- **Task instructions**
Extract all lines in the data that contain the word "this".

- **Stored data**
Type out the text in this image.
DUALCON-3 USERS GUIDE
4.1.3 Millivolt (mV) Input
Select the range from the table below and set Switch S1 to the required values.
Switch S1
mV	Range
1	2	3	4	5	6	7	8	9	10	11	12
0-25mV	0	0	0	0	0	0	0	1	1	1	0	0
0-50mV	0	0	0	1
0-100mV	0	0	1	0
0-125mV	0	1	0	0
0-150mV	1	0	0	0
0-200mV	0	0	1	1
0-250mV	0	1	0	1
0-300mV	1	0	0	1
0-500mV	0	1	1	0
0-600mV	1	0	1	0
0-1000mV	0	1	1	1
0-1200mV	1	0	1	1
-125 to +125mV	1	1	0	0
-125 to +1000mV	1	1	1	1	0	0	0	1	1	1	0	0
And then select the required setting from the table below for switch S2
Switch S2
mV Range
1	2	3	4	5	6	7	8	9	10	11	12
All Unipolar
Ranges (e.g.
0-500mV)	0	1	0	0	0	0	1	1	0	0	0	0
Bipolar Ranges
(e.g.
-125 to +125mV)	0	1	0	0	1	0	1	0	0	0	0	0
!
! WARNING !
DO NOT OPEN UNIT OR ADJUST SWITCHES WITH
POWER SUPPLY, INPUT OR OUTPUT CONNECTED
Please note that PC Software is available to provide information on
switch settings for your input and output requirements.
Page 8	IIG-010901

--

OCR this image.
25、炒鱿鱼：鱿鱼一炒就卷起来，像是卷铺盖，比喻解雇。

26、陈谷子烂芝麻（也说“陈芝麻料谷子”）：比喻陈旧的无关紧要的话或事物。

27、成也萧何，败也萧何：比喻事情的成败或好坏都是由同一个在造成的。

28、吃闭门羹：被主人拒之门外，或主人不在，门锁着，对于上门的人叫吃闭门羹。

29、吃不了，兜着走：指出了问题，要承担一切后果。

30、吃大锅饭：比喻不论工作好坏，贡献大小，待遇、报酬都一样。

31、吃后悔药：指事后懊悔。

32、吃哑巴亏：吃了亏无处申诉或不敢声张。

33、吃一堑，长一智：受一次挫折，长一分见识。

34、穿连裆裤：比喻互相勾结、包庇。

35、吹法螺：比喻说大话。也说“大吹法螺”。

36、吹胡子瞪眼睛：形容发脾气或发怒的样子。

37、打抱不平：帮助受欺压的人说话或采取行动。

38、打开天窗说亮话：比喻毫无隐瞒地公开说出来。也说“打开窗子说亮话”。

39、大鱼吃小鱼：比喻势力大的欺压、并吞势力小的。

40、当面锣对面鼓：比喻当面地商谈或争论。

---

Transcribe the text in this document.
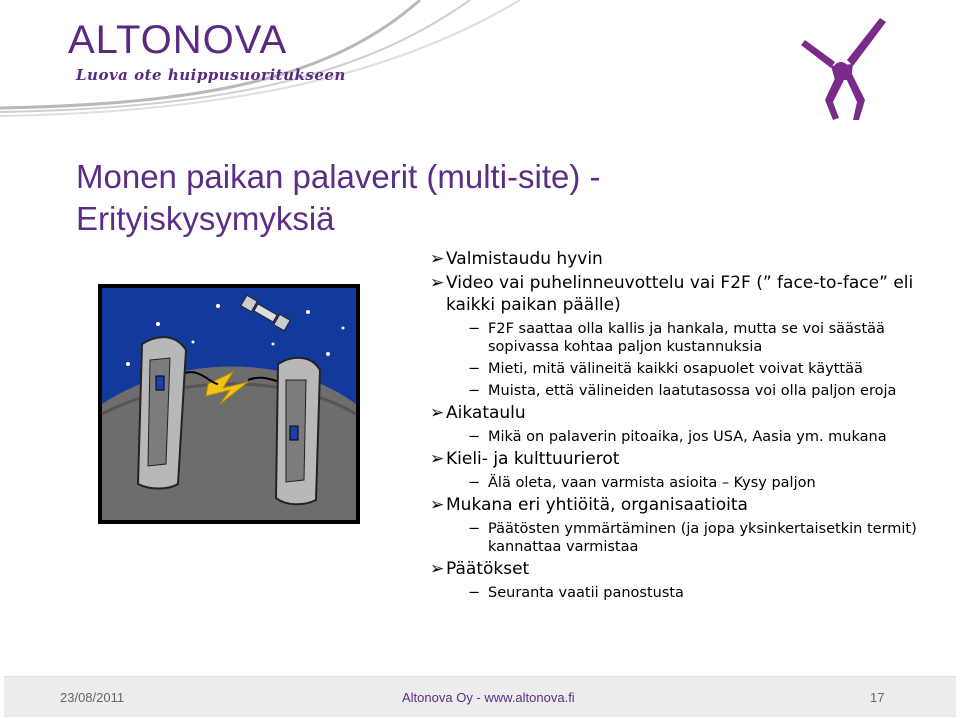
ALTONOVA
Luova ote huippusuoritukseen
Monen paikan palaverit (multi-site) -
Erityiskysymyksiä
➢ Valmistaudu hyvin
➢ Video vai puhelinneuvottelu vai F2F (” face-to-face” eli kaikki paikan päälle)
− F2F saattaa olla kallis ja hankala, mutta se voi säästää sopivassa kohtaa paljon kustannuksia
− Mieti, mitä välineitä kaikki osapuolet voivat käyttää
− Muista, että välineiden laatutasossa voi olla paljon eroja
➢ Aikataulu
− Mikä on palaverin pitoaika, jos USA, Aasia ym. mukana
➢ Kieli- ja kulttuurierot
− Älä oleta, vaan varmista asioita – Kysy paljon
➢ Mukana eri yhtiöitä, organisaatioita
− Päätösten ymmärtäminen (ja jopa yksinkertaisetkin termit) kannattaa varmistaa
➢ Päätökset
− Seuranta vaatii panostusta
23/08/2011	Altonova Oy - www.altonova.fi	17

- **Task solution**
Type out the text in this image.
OCR this image.
Transcribe the text in this document.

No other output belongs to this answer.